* [Request] Look at the entries below and reproduce them exactly.

* [Provided records]
((
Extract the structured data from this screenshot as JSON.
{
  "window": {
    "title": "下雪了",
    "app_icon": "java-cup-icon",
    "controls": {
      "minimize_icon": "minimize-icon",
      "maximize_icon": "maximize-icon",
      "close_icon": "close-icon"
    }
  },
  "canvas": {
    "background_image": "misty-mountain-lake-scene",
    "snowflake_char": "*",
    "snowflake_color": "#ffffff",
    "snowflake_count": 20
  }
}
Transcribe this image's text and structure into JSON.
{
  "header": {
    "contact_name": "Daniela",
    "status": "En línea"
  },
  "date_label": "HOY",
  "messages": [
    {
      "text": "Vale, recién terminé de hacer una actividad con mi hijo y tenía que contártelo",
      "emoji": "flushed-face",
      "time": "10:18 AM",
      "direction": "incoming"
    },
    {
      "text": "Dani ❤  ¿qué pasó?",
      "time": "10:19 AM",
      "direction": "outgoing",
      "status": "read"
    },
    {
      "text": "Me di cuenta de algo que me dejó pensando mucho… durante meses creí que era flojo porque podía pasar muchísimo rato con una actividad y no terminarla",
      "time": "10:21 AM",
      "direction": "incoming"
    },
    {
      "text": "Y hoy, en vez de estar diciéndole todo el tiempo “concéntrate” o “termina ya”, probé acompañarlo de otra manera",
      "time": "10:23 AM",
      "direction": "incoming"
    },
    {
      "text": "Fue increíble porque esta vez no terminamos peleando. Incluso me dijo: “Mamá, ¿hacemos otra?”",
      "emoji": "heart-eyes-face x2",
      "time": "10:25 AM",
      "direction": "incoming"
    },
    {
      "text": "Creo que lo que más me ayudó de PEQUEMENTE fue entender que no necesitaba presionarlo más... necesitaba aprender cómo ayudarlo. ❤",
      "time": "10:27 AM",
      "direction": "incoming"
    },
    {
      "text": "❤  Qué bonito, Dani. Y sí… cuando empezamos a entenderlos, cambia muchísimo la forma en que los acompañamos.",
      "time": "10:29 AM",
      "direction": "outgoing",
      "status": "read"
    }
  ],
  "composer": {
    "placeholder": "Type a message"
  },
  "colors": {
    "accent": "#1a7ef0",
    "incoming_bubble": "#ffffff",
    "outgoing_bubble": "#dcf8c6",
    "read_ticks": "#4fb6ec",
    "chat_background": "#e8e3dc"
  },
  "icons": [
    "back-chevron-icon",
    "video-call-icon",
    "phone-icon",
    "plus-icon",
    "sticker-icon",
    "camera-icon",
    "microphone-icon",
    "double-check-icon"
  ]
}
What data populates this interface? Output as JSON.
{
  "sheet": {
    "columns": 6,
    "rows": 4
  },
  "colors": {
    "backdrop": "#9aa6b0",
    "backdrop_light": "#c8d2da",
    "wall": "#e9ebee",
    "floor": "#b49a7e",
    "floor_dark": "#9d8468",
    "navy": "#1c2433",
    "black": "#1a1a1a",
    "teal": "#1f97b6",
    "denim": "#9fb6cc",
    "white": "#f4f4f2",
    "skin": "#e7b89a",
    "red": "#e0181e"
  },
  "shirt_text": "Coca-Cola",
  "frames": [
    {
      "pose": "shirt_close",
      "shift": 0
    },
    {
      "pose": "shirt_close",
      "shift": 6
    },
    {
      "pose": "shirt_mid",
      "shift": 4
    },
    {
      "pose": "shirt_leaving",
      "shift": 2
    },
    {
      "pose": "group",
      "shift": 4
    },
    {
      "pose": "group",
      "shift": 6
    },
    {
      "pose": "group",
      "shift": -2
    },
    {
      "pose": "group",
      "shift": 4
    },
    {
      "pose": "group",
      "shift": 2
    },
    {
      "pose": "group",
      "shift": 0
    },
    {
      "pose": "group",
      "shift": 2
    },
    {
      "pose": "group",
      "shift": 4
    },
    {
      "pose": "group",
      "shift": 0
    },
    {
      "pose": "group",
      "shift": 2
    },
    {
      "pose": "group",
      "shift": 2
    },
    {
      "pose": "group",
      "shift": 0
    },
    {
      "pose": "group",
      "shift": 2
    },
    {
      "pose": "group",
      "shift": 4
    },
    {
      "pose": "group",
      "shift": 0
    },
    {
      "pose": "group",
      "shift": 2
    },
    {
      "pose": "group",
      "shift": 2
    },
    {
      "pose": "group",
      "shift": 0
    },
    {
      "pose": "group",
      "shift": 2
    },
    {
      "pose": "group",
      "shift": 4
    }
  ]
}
))
* [Response for this exercise]
Extract the structured data from this screenshot as JSON.
{
  "window": {
    "title": "下雪了",
    "app_icon": "java-cup-icon",
    "controls": {
      "minimize_icon": "minimize-icon",
      "maximize_icon": "maximize-icon",
      "close_icon": "close-icon"
    }
  },
  "canvas": {
    "background_image": "misty-mountain-lake-scene",
    "snowflake_char": "*",
    "snowflake_color": "#ffffff",
    "snowflake_count": 20
  }
}
Transcribe this image's text and structure into JSON.
{
  "header": {
    "contact_name": "Daniela",
    "status": "En línea"
  },
  "date_label": "HOY",
  "messages": [
    {
      "text": "Vale, recién terminé de hacer una actividad con mi hijo y tenía que contártelo",
      "emoji": "flushed-face",
      "time": "10:18 AM",
      "direction": "incoming"
    },
    {
      "text": "Dani ❤  ¿qué pasó?",
      "time": "10:19 AM",
      "direction": "outgoing",
      "status": "read"
    },
    {
      "text": "Me di cuenta de algo que me dejó pensando mucho… durante meses creí que era flojo porque podía pasar muchísimo rato con una actividad y no terminarla",
      "time": "10:21 AM",
      "direction": "incoming"
    },
    {
      "text": "Y hoy, en vez de estar diciéndole todo el tiempo “concéntrate” o “termina ya”, probé acompañarlo de otra manera",
      "time": "10:23 AM",
      "direction": "incoming"
    },
    {
      "text": "Fue increíble porque esta vez no terminamos peleando. Incluso me dijo: “Mamá, ¿hacemos otra?”",
      "emoji": "heart-eyes-face x2",
      "time": "10:25 AM",
      "direction": "incoming"
    },
    {
      "text": "Creo que lo que más me ayudó de PEQUEMENTE fue entender que no necesitaba presionarlo más... necesitaba aprender cómo ayudarlo. ❤",
      "time": "10:27 AM",
      "direction": "incoming"
    },
    {
      "text": "❤  Qué bonito, Dani. Y sí… cuando empezamos a entenderlos, cambia muchísimo la forma en que los acompañamos.",
      "time": "10:29 AM",
      "direction": "outgoing",
      "status": "read"
    }
  ],
  "composer": {
    "placeholder": "Type a message"
  },
  "colors": {
    "accent": "#1a7ef0",
    "incoming_bubble": "#ffffff",
    "outgoing_bubble": "#dcf8c6",
    "read_ticks": "#4fb6ec",
    "chat_background": "#e8e3dc"
  },
  "icons": [
    "back-chevron-icon",
    "video-call-icon",
    "phone-icon",
    "plus-icon",
    "sticker-icon",
    "camera-icon",
    "microphone-icon",
    "double-check-icon"
  ]
}
What data populates this interface? Output as JSON.
{
  "sheet": {
    "columns": 6,
    "rows": 4
  },
  "colors": {
    "backdrop": "#9aa6b0",
    "backdrop_light": "#c8d2da",
    "wall": "#e9ebee",
    "floor": "#b49a7e",
    "floor_dark": "#9d8468",
    "navy": "#1c2433",
    "black": "#1a1a1a",
    "teal": "#1f97b6",
    "denim": "#9fb6cc",
    "white": "#f4f4f2",
    "skin": "#e7b89a",
    "red": "#e0181e"
  },
  "shirt_text": "Coca-Cola",
  "frames": [
    {
      "pose": "shirt_close",
      "shift": 0
    },
    {
      "pose": "shirt_close",
      "shift": 6
    },
    {
      "pose": "shirt_mid",
      "shift": 4
    },
    {
      "pose": "shirt_leaving",
      "shift": 2
    },
    {
      "pose": "group",
      "shift": 4
    },
    {
      "pose": "group",
      "shift": 6
    },
    {
      "pose": "group",
      "shift": -2
    },
    {
      "pose": "group",
      "shift": 4
    },
    {
      "pose": "group",
      "shift": 2
    },
    {
      "pose": "group",
      "shift": 0
    },
    {
      "pose": "group",
      "shift": 2
    },
    {
      "pose": "group",
      "shift": 4
    },
    {
      "pose": "group",
      "shift": 0
    },
    {
      "pose": "group",
      "shift": 2
    },
    {
      "pose": "group",
      "shift": 2
    },
    {
      "pose": "group",
      "shift": 0
    },
    {
      "pose": "group",
      "shift": 2
    },
    {
      "pose": "group",
      "shift": 4
    },
    {
      "pose": "group",
      "shift": 0
    },
    {
      "pose": "group",
      "shift": 2
    },
    {
      "pose": "group",
      "shift": 2
    },
    {
      "pose": "group",
      "shift": 0
    },
    {
      "pose": "group",
      "shift": 2
    },
    {
      "pose": "group",
      "shift": 4
    }
  ]
}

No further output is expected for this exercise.